## start RECORDS FOR THE TASK

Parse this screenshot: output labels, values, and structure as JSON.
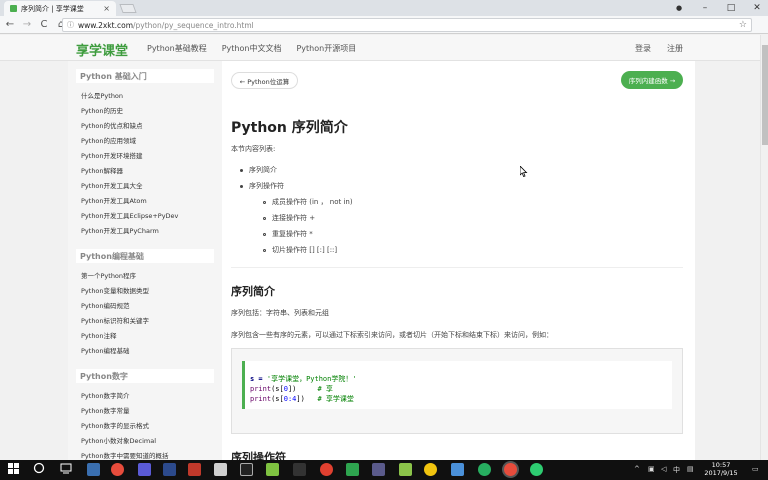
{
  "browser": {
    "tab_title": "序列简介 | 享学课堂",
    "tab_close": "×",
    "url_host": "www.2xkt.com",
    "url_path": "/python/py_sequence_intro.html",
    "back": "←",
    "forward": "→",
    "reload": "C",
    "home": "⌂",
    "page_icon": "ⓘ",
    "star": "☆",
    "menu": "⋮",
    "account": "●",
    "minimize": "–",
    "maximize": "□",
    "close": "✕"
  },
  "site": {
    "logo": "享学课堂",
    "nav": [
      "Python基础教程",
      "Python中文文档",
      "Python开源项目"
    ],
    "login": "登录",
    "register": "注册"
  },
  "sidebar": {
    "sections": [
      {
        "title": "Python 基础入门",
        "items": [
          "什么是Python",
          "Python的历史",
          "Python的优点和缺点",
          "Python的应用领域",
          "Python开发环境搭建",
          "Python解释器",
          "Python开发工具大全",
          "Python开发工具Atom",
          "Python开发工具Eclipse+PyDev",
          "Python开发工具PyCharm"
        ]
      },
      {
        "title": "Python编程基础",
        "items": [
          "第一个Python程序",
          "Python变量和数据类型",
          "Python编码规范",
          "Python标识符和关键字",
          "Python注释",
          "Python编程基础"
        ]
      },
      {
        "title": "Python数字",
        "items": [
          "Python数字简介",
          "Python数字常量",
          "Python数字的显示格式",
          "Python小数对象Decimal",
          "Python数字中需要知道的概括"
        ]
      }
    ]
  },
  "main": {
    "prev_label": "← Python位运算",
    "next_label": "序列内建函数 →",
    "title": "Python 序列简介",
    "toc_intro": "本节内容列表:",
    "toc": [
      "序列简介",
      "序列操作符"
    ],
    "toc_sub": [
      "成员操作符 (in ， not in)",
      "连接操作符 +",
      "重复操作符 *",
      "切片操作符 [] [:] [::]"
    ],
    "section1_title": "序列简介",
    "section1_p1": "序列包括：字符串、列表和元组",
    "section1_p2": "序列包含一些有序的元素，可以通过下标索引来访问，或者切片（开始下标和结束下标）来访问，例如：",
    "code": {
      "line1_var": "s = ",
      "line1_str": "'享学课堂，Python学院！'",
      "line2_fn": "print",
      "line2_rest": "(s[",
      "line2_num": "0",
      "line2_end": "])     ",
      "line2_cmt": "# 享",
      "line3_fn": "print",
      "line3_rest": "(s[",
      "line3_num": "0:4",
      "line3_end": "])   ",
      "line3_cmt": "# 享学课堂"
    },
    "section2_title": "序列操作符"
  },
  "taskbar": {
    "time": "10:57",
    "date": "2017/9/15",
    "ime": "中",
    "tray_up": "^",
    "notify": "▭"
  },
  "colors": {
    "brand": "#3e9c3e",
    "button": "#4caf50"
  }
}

## end RECORDS FOR THE TASK
## start RECORDS FOR THE TASK

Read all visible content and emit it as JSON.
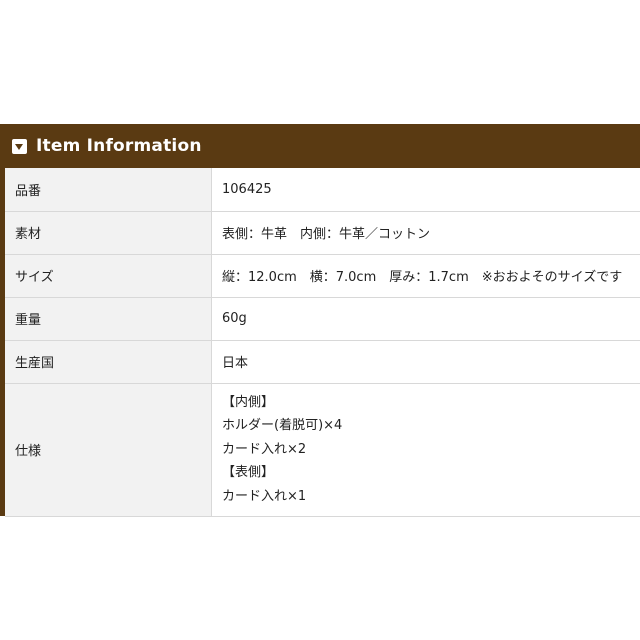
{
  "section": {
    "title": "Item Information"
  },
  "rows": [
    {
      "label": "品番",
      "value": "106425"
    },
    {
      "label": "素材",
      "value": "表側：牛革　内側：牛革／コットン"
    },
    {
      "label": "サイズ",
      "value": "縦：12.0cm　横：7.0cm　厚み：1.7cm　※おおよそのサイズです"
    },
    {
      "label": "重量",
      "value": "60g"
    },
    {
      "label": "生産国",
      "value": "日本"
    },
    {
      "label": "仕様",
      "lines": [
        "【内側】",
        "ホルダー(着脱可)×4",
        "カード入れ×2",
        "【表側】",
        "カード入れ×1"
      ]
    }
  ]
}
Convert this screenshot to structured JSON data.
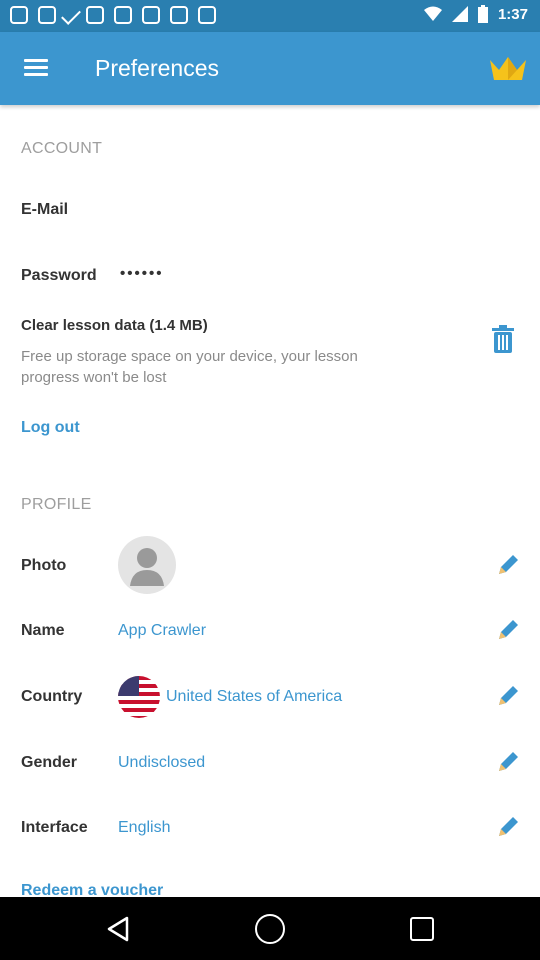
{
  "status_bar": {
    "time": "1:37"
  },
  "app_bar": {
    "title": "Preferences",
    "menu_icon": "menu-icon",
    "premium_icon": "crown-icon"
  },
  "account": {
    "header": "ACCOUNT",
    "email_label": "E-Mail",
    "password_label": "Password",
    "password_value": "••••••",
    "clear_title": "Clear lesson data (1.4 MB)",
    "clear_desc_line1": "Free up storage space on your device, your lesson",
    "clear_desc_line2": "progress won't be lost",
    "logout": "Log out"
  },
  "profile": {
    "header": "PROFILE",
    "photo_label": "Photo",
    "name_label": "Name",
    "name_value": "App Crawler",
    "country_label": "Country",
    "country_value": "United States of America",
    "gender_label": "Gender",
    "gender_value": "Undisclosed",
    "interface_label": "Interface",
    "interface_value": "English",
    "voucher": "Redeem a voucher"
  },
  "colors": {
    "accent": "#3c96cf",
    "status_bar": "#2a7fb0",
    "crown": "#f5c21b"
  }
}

## end RECORDS FOR THE TASK

- _TASK GOAL_
Copy all lines from the data that hold the word "享学课堂".

- _TASK RESULT_
    "tab_title": "序列简介 | 享学课堂",
    "logo": "享学课堂",
      "line1_str": "'享学课堂，Python学院！'",
      "line3_cmt": "# 享学课堂"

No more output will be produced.